» **WHAT YOU SHOULD DO**: Go through the material and pull out every line with the string "大川七海" in it.

Excerpts from a figure dataset

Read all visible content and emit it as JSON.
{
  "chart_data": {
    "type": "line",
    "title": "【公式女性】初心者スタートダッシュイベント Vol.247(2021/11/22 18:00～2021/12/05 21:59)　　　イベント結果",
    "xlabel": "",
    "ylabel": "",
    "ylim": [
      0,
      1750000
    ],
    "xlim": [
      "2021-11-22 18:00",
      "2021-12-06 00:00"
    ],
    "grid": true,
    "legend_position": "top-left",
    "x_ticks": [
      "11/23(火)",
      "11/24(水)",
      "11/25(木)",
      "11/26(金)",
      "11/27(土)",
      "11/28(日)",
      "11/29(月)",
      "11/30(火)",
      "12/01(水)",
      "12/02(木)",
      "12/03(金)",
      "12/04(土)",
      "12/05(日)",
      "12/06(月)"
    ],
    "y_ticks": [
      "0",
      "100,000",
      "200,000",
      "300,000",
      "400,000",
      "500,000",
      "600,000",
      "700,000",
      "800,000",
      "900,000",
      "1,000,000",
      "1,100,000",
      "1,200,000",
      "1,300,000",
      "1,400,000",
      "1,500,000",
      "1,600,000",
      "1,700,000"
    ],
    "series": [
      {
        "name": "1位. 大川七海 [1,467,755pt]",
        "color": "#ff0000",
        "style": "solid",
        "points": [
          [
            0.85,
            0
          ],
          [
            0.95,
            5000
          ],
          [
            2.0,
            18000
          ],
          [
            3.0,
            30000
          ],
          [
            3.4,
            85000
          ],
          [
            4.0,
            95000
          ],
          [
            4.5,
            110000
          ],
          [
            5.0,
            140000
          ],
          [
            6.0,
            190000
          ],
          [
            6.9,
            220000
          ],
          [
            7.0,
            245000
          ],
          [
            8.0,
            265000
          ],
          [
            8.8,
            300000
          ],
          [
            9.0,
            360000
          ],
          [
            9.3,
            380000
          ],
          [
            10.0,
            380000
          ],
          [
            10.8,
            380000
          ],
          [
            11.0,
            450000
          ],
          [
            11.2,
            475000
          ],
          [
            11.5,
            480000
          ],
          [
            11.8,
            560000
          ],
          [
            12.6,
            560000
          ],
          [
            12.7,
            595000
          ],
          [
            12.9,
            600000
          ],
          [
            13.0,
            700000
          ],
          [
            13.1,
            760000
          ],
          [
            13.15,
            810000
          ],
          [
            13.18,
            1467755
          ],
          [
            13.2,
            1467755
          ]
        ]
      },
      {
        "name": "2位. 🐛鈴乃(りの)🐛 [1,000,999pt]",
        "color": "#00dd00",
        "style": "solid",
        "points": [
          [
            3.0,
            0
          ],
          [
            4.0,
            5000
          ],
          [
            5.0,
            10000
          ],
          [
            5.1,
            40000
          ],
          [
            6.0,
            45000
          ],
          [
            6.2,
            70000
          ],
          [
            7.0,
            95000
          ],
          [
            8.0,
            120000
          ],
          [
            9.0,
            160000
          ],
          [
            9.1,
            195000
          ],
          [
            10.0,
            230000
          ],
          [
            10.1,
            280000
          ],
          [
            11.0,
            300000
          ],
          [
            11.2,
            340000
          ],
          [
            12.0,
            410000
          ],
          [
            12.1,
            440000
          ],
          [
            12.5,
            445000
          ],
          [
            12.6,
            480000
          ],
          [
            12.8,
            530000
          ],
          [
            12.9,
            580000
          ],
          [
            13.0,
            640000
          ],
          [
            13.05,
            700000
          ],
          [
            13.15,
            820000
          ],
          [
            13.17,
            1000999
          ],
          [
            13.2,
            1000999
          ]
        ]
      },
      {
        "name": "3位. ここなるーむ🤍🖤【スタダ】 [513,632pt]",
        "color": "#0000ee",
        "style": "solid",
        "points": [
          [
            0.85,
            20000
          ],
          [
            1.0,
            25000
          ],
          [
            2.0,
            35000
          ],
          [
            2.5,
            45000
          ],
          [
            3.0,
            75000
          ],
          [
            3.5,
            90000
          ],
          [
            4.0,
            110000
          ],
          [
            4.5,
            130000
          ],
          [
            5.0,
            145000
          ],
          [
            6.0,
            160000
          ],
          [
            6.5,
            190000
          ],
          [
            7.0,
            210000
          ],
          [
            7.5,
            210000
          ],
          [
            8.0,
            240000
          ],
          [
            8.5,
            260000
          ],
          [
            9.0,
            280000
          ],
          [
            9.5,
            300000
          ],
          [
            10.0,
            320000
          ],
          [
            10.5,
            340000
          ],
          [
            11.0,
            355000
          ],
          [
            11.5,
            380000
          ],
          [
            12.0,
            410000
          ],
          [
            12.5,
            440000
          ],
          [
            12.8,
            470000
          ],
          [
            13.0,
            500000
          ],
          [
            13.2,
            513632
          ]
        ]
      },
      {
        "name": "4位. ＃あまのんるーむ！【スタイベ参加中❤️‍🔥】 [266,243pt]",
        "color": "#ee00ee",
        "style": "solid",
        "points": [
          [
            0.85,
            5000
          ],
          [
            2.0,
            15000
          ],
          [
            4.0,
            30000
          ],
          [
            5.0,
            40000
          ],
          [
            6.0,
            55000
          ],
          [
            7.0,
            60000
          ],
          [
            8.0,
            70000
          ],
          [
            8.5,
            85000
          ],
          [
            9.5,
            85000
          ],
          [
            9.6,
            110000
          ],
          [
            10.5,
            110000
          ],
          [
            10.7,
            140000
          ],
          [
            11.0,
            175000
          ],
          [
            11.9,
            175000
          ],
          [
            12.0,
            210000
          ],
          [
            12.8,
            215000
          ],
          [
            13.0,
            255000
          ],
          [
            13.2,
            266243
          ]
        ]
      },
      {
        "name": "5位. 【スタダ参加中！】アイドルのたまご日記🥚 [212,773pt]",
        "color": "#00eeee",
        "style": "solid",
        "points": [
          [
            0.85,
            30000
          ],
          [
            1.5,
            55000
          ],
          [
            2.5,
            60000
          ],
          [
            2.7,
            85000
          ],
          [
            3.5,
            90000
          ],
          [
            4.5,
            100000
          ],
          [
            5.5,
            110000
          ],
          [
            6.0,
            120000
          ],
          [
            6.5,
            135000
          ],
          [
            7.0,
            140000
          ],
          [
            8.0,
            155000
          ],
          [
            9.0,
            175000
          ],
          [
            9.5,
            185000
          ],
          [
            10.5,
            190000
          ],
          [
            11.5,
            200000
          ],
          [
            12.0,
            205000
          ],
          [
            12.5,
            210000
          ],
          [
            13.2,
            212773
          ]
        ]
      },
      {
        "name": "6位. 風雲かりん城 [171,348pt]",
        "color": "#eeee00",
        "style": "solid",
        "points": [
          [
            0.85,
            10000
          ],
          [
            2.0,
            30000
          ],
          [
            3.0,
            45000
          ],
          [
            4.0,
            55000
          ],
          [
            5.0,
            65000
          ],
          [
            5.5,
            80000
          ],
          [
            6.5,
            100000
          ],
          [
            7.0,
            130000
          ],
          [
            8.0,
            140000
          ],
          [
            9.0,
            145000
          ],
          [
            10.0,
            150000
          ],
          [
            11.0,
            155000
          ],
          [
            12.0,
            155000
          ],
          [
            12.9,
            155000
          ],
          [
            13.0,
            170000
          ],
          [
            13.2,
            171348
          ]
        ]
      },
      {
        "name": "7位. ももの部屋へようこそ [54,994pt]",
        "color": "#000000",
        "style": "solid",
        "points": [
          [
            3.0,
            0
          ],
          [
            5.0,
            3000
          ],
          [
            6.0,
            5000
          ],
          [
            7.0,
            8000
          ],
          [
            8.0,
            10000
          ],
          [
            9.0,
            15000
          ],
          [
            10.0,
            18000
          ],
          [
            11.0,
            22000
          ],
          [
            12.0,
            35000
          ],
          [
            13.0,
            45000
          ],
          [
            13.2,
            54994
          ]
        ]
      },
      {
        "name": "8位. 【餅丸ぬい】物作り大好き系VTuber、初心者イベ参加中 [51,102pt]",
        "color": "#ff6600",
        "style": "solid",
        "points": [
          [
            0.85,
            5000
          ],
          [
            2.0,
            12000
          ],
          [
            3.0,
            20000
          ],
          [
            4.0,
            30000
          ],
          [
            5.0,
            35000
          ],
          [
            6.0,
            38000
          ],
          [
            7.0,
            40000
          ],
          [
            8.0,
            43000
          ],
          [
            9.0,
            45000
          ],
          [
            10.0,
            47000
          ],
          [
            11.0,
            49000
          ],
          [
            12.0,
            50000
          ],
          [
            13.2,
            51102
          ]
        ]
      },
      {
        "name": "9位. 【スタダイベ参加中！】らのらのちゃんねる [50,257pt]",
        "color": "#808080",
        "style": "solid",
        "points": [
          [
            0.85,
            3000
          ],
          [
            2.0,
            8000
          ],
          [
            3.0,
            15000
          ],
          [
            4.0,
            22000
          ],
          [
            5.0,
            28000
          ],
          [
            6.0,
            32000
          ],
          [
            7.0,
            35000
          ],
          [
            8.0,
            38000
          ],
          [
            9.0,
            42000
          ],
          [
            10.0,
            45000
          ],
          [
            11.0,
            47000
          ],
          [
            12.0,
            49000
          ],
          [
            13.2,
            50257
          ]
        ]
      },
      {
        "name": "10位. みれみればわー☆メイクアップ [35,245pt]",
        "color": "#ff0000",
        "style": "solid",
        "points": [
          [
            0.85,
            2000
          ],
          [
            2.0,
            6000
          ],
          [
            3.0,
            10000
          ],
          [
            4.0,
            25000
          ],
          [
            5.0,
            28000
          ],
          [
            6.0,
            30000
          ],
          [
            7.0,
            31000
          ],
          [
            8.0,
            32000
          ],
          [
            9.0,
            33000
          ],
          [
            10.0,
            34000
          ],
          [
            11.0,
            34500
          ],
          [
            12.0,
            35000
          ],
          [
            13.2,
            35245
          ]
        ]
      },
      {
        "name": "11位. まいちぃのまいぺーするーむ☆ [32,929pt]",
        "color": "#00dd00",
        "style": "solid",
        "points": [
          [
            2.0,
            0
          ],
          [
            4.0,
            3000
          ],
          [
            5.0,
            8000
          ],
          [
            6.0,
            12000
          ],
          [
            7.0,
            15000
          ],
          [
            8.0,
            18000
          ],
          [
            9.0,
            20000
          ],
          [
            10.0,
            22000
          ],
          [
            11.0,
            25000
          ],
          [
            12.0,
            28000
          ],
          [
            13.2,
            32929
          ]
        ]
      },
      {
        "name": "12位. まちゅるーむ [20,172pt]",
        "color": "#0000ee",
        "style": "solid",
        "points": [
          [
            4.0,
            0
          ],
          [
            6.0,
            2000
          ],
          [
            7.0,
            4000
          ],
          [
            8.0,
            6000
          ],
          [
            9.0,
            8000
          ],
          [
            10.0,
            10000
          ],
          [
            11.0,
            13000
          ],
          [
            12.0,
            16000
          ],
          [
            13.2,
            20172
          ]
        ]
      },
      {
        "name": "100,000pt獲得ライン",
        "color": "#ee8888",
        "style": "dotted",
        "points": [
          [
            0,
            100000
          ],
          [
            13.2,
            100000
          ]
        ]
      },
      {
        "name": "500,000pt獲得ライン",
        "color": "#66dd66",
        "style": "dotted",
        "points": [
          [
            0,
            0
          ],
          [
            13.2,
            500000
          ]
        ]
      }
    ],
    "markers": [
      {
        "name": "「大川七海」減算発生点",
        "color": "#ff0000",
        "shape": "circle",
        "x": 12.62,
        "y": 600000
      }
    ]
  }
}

» **RESPONSE TO THIS TASK**:
        "name": "1位. 大川七海 [1,467,755pt]",
        "name": "「大川七海」減算発生点",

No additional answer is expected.